Record extracts
════════

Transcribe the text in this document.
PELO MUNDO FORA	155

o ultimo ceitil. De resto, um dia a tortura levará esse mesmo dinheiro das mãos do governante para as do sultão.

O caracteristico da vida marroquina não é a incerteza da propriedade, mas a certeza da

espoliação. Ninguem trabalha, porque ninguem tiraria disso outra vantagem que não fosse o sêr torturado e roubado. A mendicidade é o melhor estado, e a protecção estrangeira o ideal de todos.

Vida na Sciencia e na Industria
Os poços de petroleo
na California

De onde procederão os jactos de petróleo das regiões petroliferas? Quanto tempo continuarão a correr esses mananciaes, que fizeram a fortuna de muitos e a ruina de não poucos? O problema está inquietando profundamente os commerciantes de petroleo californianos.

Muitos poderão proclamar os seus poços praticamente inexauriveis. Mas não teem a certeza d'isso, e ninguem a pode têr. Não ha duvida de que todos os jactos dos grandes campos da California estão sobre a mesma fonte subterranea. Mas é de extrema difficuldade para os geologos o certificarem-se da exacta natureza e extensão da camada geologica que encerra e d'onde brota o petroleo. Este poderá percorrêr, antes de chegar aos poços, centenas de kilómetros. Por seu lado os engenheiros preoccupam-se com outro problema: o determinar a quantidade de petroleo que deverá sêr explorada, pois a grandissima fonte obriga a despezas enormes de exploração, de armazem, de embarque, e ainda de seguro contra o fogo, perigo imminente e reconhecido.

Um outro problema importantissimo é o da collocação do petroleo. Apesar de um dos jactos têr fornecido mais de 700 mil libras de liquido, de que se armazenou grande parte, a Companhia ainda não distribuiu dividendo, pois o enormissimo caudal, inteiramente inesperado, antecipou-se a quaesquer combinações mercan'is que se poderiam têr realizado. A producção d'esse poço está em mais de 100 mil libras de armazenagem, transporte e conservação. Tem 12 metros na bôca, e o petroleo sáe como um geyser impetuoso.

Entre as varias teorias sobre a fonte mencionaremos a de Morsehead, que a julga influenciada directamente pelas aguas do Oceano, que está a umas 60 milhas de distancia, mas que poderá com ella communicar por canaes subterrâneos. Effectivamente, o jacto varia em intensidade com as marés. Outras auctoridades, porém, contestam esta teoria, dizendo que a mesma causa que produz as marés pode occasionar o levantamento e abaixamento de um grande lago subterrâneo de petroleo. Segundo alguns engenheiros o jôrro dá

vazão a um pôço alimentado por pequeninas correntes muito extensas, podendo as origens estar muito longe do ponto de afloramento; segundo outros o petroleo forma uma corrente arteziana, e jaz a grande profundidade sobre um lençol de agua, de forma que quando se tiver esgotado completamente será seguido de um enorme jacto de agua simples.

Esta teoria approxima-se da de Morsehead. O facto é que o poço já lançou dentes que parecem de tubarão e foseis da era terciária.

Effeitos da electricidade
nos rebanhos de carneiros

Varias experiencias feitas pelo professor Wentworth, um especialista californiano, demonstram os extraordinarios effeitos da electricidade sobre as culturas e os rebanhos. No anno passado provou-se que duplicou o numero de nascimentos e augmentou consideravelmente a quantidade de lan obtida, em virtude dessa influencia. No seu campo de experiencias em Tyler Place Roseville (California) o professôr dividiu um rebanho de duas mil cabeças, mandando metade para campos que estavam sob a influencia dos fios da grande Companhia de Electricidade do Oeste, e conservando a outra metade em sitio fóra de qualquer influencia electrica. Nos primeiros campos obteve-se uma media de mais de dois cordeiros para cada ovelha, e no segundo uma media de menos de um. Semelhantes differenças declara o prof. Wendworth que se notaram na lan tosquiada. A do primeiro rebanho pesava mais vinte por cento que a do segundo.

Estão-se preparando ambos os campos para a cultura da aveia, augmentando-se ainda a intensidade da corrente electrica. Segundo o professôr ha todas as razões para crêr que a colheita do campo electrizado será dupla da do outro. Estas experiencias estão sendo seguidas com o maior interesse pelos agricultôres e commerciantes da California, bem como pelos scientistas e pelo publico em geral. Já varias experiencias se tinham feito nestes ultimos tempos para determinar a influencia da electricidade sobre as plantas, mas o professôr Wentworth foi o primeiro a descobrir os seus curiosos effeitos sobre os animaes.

════════

Restate each entry exactly, skipping none.

Transcribe the text in this document.
PELO MUNDO FORA	155

o ultimo ceitil. De resto, um dia a tortura levará esse mesmo dinheiro das mãos do governante para as do sultão.

O caracteristico da vida marroquina não é a incerteza da propriedade, mas a certeza da

espoliação. Ninguem trabalha, porque ninguem tiraria disso outra vantagem que não fosse o sêr torturado e roubado. A mendicidade é o melhor estado, e a protecção estrangeira o ideal de todos.

Vida na Sciencia e na Industria
Os poços de petroleo
na California

De onde procederão os jactos de petróleo das regiões petroliferas? Quanto tempo continuarão a correr esses mananciaes, que fizeram a fortuna de muitos e a ruina de não poucos? O problema está inquietando profundamente os commerciantes de petroleo californianos.

Muitos poderão proclamar os seus poços praticamente inexauriveis. Mas não teem a certeza d'isso, e ninguem a pode têr. Não ha duvida de que todos os jactos dos grandes campos da California estão sobre a mesma fonte subterranea. Mas é de extrema difficuldade para os geologos o certificarem-se da exacta natureza e extensão da camada geologica que encerra e d'onde brota o petroleo. Este poderá percorrêr, antes de chegar aos poços, centenas de kilómetros. Por seu lado os engenheiros preoccupam-se com outro problema: o determinar a quantidade de petroleo que deverá sêr explorada, pois a grandissima fonte obriga a despezas enormes de exploração, de armazem, de embarque, e ainda de seguro contra o fogo, perigo imminente e reconhecido.

Um outro problema importantissimo é o da collocação do petroleo. Apesar de um dos jactos têr fornecido mais de 700 mil libras de liquido, de que se armazenou grande parte, a Companhia ainda não distribuiu dividendo, pois o enormissimo caudal, inteiramente inesperado, antecipou-se a quaesquer combinações mercan'is que se poderiam têr realizado. A producção d'esse poço está em mais de 100 mil libras de armazenagem, transporte e conservação. Tem 12 metros na bôca, e o petroleo sáe como um geyser impetuoso.

Entre as varias teorias sobre a fonte mencionaremos a de Morsehead, que a julga influenciada directamente pelas aguas do Oceano, que está a umas 60 milhas de distancia, mas que poderá com ella communicar por canaes subterrâneos. Effectivamente, o jacto varia em intensidade com as marés. Outras auctoridades, porém, contestam esta teoria, dizendo que a mesma causa que produz as marés pode occasionar o levantamento e abaixamento de um grande lago subterrâneo de petroleo. Segundo alguns engenheiros o jôrro dá

vazão a um pôço alimentado por pequeninas correntes muito extensas, podendo as origens estar muito longe do ponto de afloramento; segundo outros o petroleo forma uma corrente arteziana, e jaz a grande profundidade sobre um lençol de agua, de forma que quando se tiver esgotado completamente será seguido de um enorme jacto de agua simples.

Esta teoria approxima-se da de Morsehead. O facto é que o poço já lançou dentes que parecem de tubarão e foseis da era terciária.

Effeitos da electricidade
nos rebanhos de carneiros

Varias experiencias feitas pelo professor Wentworth, um especialista californiano, demonstram os extraordinarios effeitos da electricidade sobre as culturas e os rebanhos. No anno passado provou-se que duplicou o numero de nascimentos e augmentou consideravelmente a quantidade de lan obtida, em virtude dessa influencia. No seu campo de experiencias em Tyler Place Roseville (California) o professôr dividiu um rebanho de duas mil cabeças, mandando metade para campos que estavam sob a influencia dos fios da grande Companhia de Electricidade do Oeste, e conservando a outra metade em sitio fóra de qualquer influencia electrica. Nos primeiros campos obteve-se uma media de mais de dois cordeiros para cada ovelha, e no segundo uma media de menos de um. Semelhantes differenças declara o prof. Wendworth que se notaram na lan tosquiada. A do primeiro rebanho pesava mais vinte por cento que a do segundo.

Estão-se preparando ambos os campos para a cultura da aveia, augmentando-se ainda a intensidade da corrente electrica. Segundo o professôr ha todas as razões para crêr que a colheita do campo electrizado será dupla da do outro. Estas experiencias estão sendo seguidas com o maior interesse pelos agricultôres e commerciantes da California, bem como pelos scientistas e pelo publico em geral. Já varias experiencias se tinham feito nestes ultimos tempos para determinar a influencia da electricidade sobre as plantas, mas o professôr Wentworth foi o primeiro a descobrir os seus curiosos effeitos sobre os animaes.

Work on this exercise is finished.